Exercise description: Below are some entries. Copy each line that holds the string "CORRELATION".

Record set:

================

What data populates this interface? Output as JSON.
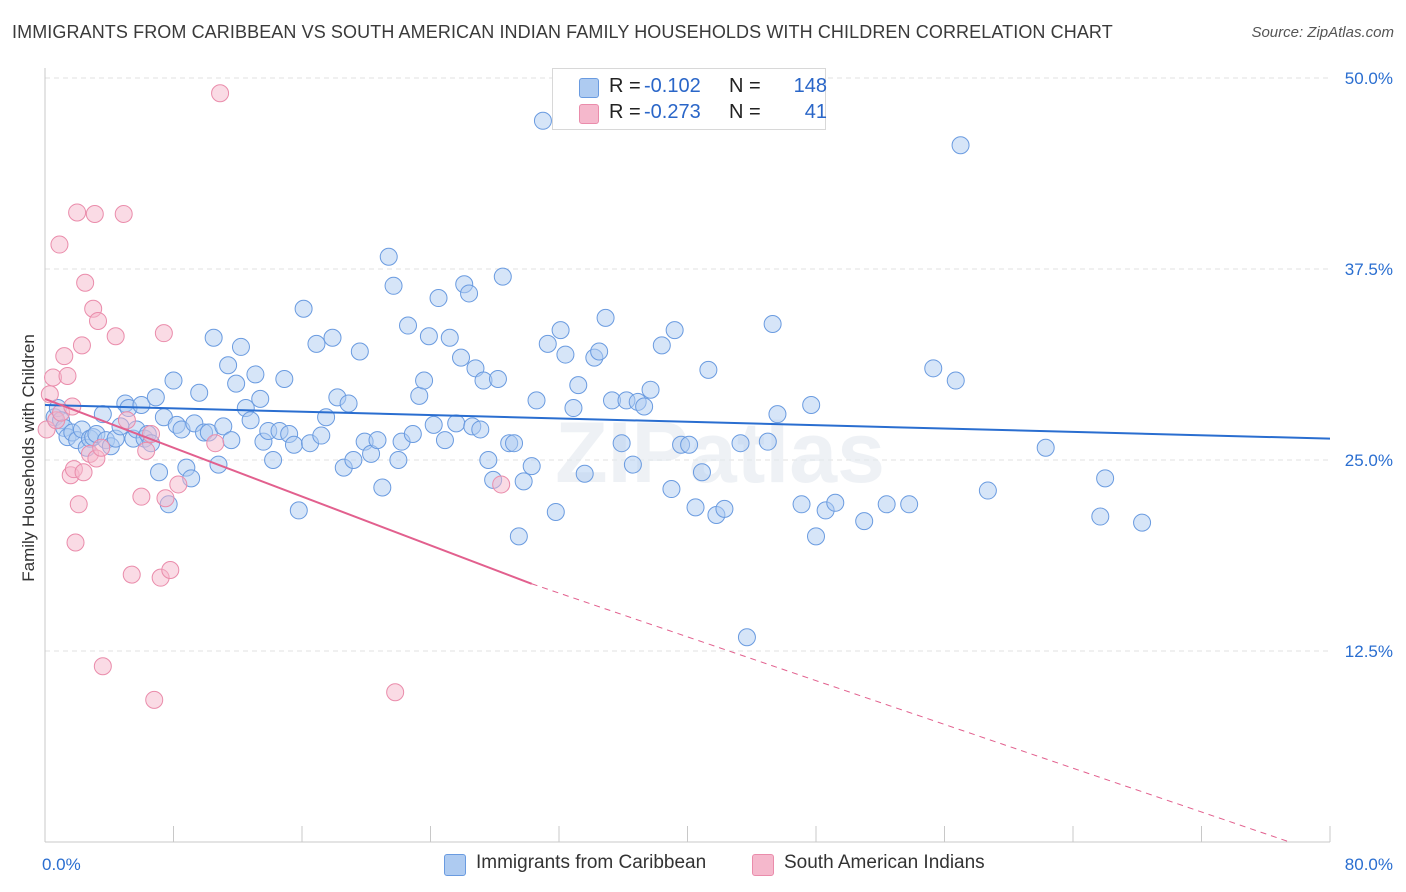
{
  "title": "IMMIGRANTS FROM CARIBBEAN VS SOUTH AMERICAN INDIAN FAMILY HOUSEHOLDS WITH CHILDREN CORRELATION CHART",
  "source": "Source: ZipAtlas.com",
  "watermark": "ZIPatlas",
  "legend": {
    "rows": [
      {
        "r_label": "R =",
        "r_value": "-0.102",
        "n_label": "N =",
        "n_value": "148",
        "color": "#aecbf1"
      },
      {
        "r_label": "R =",
        "r_value": "-0.273",
        "n_label": "N =",
        "n_value": "41",
        "color": "#f5b8cc"
      }
    ]
  },
  "bottom_legend": [
    {
      "label": "Immigrants from Caribbean",
      "color": "#aecbf1"
    },
    {
      "label": "South American Indians",
      "color": "#f5b8cc"
    }
  ],
  "chart_data": {
    "type": "scatter",
    "title": "IMMIGRANTS FROM CARIBBEAN VS SOUTH AMERICAN INDIAN FAMILY HOUSEHOLDS WITH CHILDREN CORRELATION CHART",
    "xlabel": "",
    "ylabel": "Family Households with Children",
    "xlim": [
      0,
      80
    ],
    "ylim": [
      0,
      50
    ],
    "x_tick_labels": [
      "0.0%",
      "80.0%"
    ],
    "y_ticks": [
      12.5,
      25.0,
      37.5,
      50.0
    ],
    "y_tick_labels": [
      "12.5%",
      "25.0%",
      "37.5%",
      "50.0%"
    ],
    "grid": true,
    "series": [
      {
        "name": "Immigrants from Caribbean",
        "color": "#aecbf1",
        "stroke": "#6a9be0",
        "trend": {
          "x": [
            0,
            80
          ],
          "y": [
            28.6,
            26.4
          ],
          "color": "#2a6ed0"
        },
        "points": [
          [
            0.6,
            27.8
          ],
          [
            0.8,
            28.4
          ],
          [
            1.0,
            27.6
          ],
          [
            1.2,
            27.1
          ],
          [
            1.4,
            26.5
          ],
          [
            1.7,
            26.8
          ],
          [
            2.0,
            26.3
          ],
          [
            2.3,
            27.0
          ],
          [
            2.6,
            25.8
          ],
          [
            2.8,
            26.4
          ],
          [
            3.0,
            26.5
          ],
          [
            3.2,
            26.7
          ],
          [
            3.6,
            28.0
          ],
          [
            3.8,
            26.3
          ],
          [
            4.1,
            25.9
          ],
          [
            4.4,
            26.4
          ],
          [
            4.7,
            27.2
          ],
          [
            5.0,
            28.7
          ],
          [
            5.2,
            28.4
          ],
          [
            5.5,
            26.4
          ],
          [
            5.7,
            27.0
          ],
          [
            6.0,
            28.6
          ],
          [
            6.2,
            26.4
          ],
          [
            6.4,
            26.7
          ],
          [
            6.6,
            26.1
          ],
          [
            6.9,
            29.1
          ],
          [
            7.1,
            24.2
          ],
          [
            7.4,
            27.8
          ],
          [
            7.7,
            22.1
          ],
          [
            8.0,
            30.2
          ],
          [
            8.2,
            27.3
          ],
          [
            8.5,
            27.0
          ],
          [
            8.8,
            24.5
          ],
          [
            9.1,
            23.8
          ],
          [
            9.3,
            27.4
          ],
          [
            9.6,
            29.4
          ],
          [
            9.9,
            26.8
          ],
          [
            10.2,
            26.8
          ],
          [
            10.5,
            33.0
          ],
          [
            10.8,
            24.7
          ],
          [
            11.1,
            27.2
          ],
          [
            11.4,
            31.2
          ],
          [
            11.6,
            26.3
          ],
          [
            11.9,
            30.0
          ],
          [
            12.2,
            32.4
          ],
          [
            12.5,
            28.4
          ],
          [
            12.8,
            27.6
          ],
          [
            13.1,
            30.6
          ],
          [
            13.4,
            29.0
          ],
          [
            13.6,
            26.2
          ],
          [
            13.9,
            26.9
          ],
          [
            14.2,
            25.0
          ],
          [
            14.6,
            26.9
          ],
          [
            14.9,
            30.3
          ],
          [
            15.2,
            26.7
          ],
          [
            15.5,
            26.0
          ],
          [
            15.8,
            21.7
          ],
          [
            16.1,
            34.9
          ],
          [
            16.5,
            26.1
          ],
          [
            16.9,
            32.6
          ],
          [
            17.2,
            26.6
          ],
          [
            17.5,
            27.8
          ],
          [
            17.9,
            33.0
          ],
          [
            18.2,
            29.1
          ],
          [
            18.6,
            24.5
          ],
          [
            18.9,
            28.7
          ],
          [
            19.2,
            25.0
          ],
          [
            19.6,
            32.1
          ],
          [
            19.9,
            26.2
          ],
          [
            20.3,
            25.4
          ],
          [
            20.7,
            26.3
          ],
          [
            21.0,
            23.2
          ],
          [
            21.4,
            38.3
          ],
          [
            21.7,
            36.4
          ],
          [
            22.0,
            25.0
          ],
          [
            22.2,
            26.2
          ],
          [
            22.6,
            33.8
          ],
          [
            22.9,
            26.7
          ],
          [
            23.3,
            29.2
          ],
          [
            23.6,
            30.2
          ],
          [
            23.9,
            33.1
          ],
          [
            24.2,
            27.3
          ],
          [
            24.5,
            35.6
          ],
          [
            24.9,
            26.3
          ],
          [
            25.2,
            33.0
          ],
          [
            25.6,
            27.4
          ],
          [
            25.9,
            31.7
          ],
          [
            26.1,
            36.5
          ],
          [
            26.4,
            35.9
          ],
          [
            26.6,
            27.2
          ],
          [
            26.8,
            31.0
          ],
          [
            27.1,
            27.0
          ],
          [
            27.3,
            30.2
          ],
          [
            27.6,
            25.0
          ],
          [
            27.9,
            23.7
          ],
          [
            28.2,
            30.3
          ],
          [
            28.5,
            37.0
          ],
          [
            28.9,
            26.1
          ],
          [
            29.2,
            26.1
          ],
          [
            29.5,
            20.0
          ],
          [
            29.8,
            23.6
          ],
          [
            30.3,
            24.6
          ],
          [
            30.6,
            28.9
          ],
          [
            31.0,
            47.2
          ],
          [
            31.3,
            32.6
          ],
          [
            31.8,
            21.6
          ],
          [
            32.1,
            33.5
          ],
          [
            32.4,
            31.9
          ],
          [
            32.9,
            28.4
          ],
          [
            33.2,
            29.9
          ],
          [
            33.6,
            24.1
          ],
          [
            34.2,
            31.7
          ],
          [
            34.5,
            32.1
          ],
          [
            34.9,
            34.3
          ],
          [
            35.3,
            28.9
          ],
          [
            35.9,
            26.1
          ],
          [
            36.2,
            28.9
          ],
          [
            36.6,
            24.7
          ],
          [
            36.9,
            28.8
          ],
          [
            37.3,
            28.5
          ],
          [
            37.7,
            29.6
          ],
          [
            38.4,
            32.5
          ],
          [
            39.0,
            23.1
          ],
          [
            39.2,
            33.5
          ],
          [
            39.6,
            26.0
          ],
          [
            40.1,
            26.0
          ],
          [
            40.5,
            21.9
          ],
          [
            40.9,
            24.2
          ],
          [
            41.3,
            30.9
          ],
          [
            41.8,
            21.4
          ],
          [
            42.3,
            21.8
          ],
          [
            43.3,
            26.1
          ],
          [
            43.7,
            13.4
          ],
          [
            45.0,
            26.2
          ],
          [
            45.3,
            33.9
          ],
          [
            45.6,
            28.0
          ],
          [
            47.1,
            22.1
          ],
          [
            47.7,
            28.6
          ],
          [
            48.0,
            20.0
          ],
          [
            48.6,
            21.7
          ],
          [
            49.2,
            22.2
          ],
          [
            51.0,
            21.0
          ],
          [
            52.4,
            22.1
          ],
          [
            53.8,
            22.1
          ],
          [
            55.3,
            31.0
          ],
          [
            56.7,
            30.2
          ],
          [
            57.0,
            45.6
          ],
          [
            58.7,
            23.0
          ],
          [
            62.3,
            25.8
          ],
          [
            65.7,
            21.3
          ],
          [
            66.0,
            23.8
          ],
          [
            68.3,
            20.9
          ]
        ]
      },
      {
        "name": "South American Indians",
        "color": "#f5b8cc",
        "stroke": "#ea8cab",
        "trend": {
          "x": [
            0,
            30.3
          ],
          "y": [
            29.0,
            16.9
          ],
          "dash_to": [
            80,
            -0.9
          ],
          "color": "#e2608e"
        },
        "points": [
          [
            0.1,
            27.0
          ],
          [
            0.3,
            29.3
          ],
          [
            0.5,
            30.4
          ],
          [
            0.7,
            27.6
          ],
          [
            0.9,
            39.1
          ],
          [
            1.0,
            28.1
          ],
          [
            1.2,
            31.8
          ],
          [
            1.4,
            30.5
          ],
          [
            1.6,
            24.0
          ],
          [
            1.7,
            28.5
          ],
          [
            1.8,
            24.4
          ],
          [
            1.9,
            19.6
          ],
          [
            2.0,
            41.2
          ],
          [
            2.1,
            22.1
          ],
          [
            2.3,
            32.5
          ],
          [
            2.4,
            24.2
          ],
          [
            2.5,
            36.6
          ],
          [
            2.8,
            25.4
          ],
          [
            3.0,
            34.9
          ],
          [
            3.1,
            41.1
          ],
          [
            3.2,
            25.1
          ],
          [
            3.3,
            34.1
          ],
          [
            3.5,
            25.8
          ],
          [
            3.6,
            11.5
          ],
          [
            4.4,
            33.1
          ],
          [
            4.9,
            41.1
          ],
          [
            5.1,
            27.6
          ],
          [
            5.4,
            17.5
          ],
          [
            6.0,
            22.6
          ],
          [
            6.3,
            25.6
          ],
          [
            6.6,
            26.7
          ],
          [
            6.8,
            9.3
          ],
          [
            7.2,
            17.3
          ],
          [
            7.4,
            33.3
          ],
          [
            7.5,
            22.5
          ],
          [
            7.8,
            17.8
          ],
          [
            8.3,
            23.4
          ],
          [
            10.6,
            26.1
          ],
          [
            10.9,
            49.0
          ],
          [
            21.8,
            9.8
          ],
          [
            28.4,
            23.4
          ]
        ]
      }
    ]
  }
}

================

Solution for this problem:
  "title": "IMMIGRANTS FROM CARIBBEAN VS SOUTH AMERICAN INDIAN FAMILY HOUSEHOLDS WITH CHILDREN CORRELATION CHART",
    "title": "IMMIGRANTS FROM CARIBBEAN VS SOUTH AMERICAN INDIAN FAMILY HOUSEHOLDS WITH CHILDREN CORRELATION CHART",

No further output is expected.